Set exercise: Search the material for the string "title", then return every line where it is found.

Input records:
====

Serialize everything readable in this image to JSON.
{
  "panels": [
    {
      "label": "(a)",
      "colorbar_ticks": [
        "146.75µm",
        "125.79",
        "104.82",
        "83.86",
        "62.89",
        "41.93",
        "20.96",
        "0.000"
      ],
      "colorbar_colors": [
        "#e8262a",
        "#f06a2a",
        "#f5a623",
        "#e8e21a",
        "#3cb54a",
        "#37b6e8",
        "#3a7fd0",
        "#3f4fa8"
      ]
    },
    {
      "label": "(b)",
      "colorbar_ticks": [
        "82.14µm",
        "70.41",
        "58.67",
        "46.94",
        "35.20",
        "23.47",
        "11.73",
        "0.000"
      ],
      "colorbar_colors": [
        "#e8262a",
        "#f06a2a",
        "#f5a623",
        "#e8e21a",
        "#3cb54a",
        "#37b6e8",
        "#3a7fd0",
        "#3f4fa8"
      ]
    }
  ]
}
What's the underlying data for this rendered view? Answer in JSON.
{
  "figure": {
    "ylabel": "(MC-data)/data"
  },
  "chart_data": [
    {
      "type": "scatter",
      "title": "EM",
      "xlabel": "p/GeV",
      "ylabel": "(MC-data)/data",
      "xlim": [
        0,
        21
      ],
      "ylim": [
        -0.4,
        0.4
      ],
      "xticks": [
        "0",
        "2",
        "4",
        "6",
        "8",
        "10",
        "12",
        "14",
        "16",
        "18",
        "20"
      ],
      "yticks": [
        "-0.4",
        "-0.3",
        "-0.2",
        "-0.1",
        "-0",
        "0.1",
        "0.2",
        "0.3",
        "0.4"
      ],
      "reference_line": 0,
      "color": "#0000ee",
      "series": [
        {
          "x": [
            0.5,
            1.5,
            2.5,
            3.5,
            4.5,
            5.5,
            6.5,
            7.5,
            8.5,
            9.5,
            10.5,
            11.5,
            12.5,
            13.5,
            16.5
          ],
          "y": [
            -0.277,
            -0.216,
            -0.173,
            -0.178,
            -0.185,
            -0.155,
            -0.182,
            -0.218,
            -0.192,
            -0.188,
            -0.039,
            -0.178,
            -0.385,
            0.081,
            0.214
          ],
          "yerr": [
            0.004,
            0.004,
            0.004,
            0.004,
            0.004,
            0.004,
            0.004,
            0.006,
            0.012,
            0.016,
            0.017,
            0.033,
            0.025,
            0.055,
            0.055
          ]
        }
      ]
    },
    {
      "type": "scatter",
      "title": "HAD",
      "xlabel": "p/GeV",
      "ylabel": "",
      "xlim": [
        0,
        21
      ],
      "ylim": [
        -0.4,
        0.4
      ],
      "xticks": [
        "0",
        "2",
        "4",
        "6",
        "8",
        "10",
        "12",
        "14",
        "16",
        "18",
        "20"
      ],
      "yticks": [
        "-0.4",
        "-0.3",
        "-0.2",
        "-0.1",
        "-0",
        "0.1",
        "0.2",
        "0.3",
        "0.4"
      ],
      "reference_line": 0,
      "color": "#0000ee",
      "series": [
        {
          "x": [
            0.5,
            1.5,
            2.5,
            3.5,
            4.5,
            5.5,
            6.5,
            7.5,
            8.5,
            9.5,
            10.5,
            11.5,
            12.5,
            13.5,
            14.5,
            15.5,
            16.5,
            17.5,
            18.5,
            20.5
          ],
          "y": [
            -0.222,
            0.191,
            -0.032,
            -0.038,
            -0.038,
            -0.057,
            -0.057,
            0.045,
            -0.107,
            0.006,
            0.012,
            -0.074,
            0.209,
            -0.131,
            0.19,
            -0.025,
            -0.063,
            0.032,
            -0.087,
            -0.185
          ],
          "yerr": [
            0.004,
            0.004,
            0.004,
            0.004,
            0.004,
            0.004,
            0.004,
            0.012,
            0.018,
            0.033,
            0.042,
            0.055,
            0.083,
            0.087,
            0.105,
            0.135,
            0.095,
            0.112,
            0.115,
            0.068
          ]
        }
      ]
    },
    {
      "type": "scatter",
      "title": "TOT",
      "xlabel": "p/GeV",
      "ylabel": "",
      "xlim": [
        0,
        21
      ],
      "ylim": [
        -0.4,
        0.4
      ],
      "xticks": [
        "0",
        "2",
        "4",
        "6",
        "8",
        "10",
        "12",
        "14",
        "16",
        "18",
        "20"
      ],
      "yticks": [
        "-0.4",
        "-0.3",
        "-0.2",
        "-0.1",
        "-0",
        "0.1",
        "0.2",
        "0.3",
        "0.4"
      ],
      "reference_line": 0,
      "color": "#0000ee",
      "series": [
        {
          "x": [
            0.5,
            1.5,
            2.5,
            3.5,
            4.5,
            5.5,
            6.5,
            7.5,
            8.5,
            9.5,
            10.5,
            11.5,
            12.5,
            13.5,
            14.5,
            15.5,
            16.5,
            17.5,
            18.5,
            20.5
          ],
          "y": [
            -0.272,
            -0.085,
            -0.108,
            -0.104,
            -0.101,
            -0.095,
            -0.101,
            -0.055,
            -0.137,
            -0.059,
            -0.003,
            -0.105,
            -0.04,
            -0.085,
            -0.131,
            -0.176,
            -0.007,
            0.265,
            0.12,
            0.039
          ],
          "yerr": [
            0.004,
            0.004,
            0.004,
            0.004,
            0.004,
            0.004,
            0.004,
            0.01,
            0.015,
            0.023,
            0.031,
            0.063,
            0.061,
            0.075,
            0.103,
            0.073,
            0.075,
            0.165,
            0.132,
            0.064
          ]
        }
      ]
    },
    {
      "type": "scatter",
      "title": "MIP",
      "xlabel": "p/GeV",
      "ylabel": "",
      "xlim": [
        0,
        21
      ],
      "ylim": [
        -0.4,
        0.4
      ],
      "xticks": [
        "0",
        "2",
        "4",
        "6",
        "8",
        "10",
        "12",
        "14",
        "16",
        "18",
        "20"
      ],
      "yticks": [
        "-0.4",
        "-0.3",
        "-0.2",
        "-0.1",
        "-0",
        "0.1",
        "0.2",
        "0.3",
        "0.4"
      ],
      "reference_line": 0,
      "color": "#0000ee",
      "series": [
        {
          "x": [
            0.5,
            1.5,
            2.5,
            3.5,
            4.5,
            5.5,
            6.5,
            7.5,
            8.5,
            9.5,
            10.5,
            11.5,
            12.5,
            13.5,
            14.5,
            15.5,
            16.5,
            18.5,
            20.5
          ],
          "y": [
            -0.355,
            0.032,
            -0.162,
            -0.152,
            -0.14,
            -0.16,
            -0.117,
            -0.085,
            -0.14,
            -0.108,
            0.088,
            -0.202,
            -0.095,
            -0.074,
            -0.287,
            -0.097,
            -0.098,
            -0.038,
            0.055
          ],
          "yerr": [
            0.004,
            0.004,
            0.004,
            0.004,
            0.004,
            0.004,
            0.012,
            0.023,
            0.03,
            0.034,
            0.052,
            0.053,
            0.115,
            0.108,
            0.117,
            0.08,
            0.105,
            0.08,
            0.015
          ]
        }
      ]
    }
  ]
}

====

The output:
      "title": "EM",
      "title": "HAD",
      "title": "TOT",
      "title": "MIP",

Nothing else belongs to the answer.